** Start Data records **

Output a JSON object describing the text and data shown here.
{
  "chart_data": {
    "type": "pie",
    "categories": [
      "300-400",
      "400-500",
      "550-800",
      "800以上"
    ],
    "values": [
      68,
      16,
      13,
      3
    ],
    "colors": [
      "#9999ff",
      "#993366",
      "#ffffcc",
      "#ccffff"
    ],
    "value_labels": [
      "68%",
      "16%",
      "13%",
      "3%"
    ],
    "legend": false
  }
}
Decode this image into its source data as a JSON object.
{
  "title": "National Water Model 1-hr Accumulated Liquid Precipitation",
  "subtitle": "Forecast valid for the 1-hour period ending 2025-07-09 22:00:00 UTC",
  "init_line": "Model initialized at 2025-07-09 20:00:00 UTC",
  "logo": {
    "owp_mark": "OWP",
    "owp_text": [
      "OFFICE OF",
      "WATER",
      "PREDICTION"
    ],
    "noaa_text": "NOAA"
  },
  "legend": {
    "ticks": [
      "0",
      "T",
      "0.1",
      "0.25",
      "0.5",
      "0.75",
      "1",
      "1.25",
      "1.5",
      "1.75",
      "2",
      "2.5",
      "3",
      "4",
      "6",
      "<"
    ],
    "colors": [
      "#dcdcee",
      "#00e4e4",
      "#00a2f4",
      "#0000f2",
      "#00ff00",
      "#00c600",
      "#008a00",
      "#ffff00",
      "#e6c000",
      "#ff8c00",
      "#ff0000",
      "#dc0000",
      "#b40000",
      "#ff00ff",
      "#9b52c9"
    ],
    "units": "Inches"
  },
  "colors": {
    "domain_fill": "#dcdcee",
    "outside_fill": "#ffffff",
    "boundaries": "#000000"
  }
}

** End Data records **

Output the listing above word for word.

**The answer**
Output a JSON object describing the text and data shown here.
{
  "chart_data": {
    "type": "pie",
    "categories": [
      "300-400",
      "400-500",
      "550-800",
      "800以上"
    ],
    "values": [
      68,
      16,
      13,
      3
    ],
    "colors": [
      "#9999ff",
      "#993366",
      "#ffffcc",
      "#ccffff"
    ],
    "value_labels": [
      "68%",
      "16%",
      "13%",
      "3%"
    ],
    "legend": false
  }
}
Decode this image into its source data as a JSON object.
{
  "title": "National Water Model 1-hr Accumulated Liquid Precipitation",
  "subtitle": "Forecast valid for the 1-hour period ending 2025-07-09 22:00:00 UTC",
  "init_line": "Model initialized at 2025-07-09 20:00:00 UTC",
  "logo": {
    "owp_mark": "OWP",
    "owp_text": [
      "OFFICE OF",
      "WATER",
      "PREDICTION"
    ],
    "noaa_text": "NOAA"
  },
  "legend": {
    "ticks": [
      "0",
      "T",
      "0.1",
      "0.25",
      "0.5",
      "0.75",
      "1",
      "1.25",
      "1.5",
      "1.75",
      "2",
      "2.5",
      "3",
      "4",
      "6",
      "<"
    ],
    "colors": [
      "#dcdcee",
      "#00e4e4",
      "#00a2f4",
      "#0000f2",
      "#00ff00",
      "#00c600",
      "#008a00",
      "#ffff00",
      "#e6c000",
      "#ff8c00",
      "#ff0000",
      "#dc0000",
      "#b40000",
      "#ff00ff",
      "#9b52c9"
    ],
    "units": "Inches"
  },
  "colors": {
    "domain_fill": "#dcdcee",
    "outside_fill": "#ffffff",
    "boundaries": "#000000"
  }
}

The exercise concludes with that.